:: Records to use ::

※

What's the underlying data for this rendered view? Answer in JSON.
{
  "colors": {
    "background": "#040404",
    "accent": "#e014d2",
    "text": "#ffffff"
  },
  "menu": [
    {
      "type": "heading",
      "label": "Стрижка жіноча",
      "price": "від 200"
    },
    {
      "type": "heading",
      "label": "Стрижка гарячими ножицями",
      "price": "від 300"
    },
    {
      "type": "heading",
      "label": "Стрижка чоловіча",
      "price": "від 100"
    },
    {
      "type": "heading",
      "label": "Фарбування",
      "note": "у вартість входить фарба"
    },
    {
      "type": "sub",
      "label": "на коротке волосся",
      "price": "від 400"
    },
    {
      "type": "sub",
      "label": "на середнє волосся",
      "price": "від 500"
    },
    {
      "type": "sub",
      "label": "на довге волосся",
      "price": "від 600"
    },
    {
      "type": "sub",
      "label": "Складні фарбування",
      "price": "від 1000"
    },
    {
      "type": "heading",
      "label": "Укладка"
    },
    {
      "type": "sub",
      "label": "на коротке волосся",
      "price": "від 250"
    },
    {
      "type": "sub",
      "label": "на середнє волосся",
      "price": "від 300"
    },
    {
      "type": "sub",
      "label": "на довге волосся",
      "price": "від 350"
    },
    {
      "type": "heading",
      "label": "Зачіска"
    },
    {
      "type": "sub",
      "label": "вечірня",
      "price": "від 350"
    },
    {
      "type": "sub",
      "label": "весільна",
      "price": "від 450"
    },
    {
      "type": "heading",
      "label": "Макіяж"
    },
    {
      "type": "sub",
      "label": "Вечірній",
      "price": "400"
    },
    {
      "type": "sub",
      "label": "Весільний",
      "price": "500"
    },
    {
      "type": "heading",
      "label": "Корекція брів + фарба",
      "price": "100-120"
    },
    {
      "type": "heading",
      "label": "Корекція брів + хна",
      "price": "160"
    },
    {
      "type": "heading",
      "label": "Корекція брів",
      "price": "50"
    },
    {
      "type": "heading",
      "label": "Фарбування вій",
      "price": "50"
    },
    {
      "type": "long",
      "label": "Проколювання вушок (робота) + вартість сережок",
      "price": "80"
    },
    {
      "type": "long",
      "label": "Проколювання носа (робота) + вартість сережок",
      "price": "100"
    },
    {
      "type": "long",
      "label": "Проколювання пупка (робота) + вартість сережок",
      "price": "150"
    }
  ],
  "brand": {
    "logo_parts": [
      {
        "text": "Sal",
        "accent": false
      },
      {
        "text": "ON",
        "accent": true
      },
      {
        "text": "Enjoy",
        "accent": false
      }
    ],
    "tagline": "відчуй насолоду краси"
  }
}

※

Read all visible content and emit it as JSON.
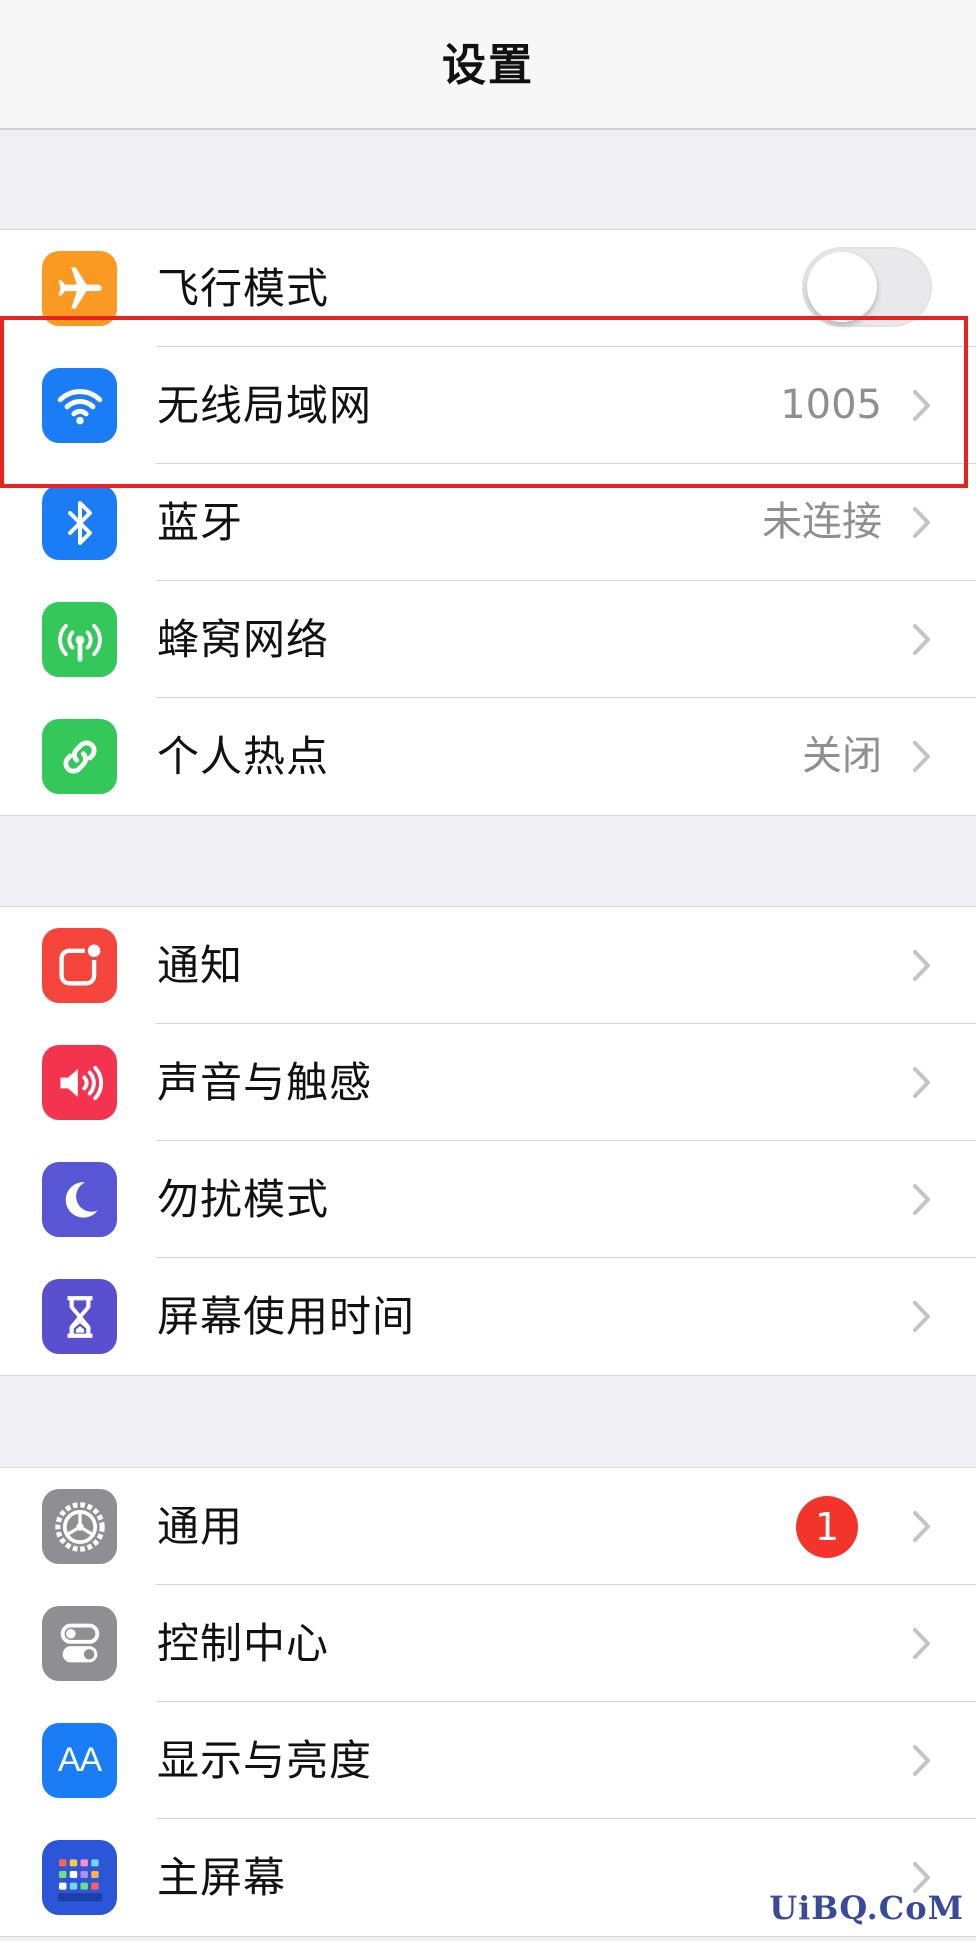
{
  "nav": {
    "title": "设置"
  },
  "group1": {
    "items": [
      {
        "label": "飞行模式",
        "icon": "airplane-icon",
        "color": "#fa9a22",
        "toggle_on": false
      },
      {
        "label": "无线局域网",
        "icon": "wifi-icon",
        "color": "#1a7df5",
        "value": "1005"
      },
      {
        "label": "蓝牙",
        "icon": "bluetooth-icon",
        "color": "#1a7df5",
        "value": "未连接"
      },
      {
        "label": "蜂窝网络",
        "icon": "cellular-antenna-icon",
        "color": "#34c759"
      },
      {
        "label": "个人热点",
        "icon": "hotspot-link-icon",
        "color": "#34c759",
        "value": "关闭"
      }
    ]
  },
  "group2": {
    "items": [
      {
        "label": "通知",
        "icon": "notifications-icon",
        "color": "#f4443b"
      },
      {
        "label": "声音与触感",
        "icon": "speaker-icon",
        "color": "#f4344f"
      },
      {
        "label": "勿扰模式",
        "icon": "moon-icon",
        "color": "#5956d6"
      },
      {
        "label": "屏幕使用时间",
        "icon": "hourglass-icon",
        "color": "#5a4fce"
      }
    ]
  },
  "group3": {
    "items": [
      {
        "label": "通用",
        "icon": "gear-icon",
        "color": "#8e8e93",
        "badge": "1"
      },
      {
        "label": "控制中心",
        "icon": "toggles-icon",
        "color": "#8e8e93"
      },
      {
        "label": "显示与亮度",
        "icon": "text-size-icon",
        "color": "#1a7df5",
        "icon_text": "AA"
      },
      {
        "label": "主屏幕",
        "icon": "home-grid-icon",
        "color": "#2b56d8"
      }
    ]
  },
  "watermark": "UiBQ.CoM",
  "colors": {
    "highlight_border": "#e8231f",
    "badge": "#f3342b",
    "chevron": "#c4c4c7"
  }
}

※

:: Task instructions ::
Copy each line above that contains the word "JSON".

:: Solution to this task ::
What's the underlying data for this rendered view? Answer in JSON.
Read all visible content and emit it as JSON.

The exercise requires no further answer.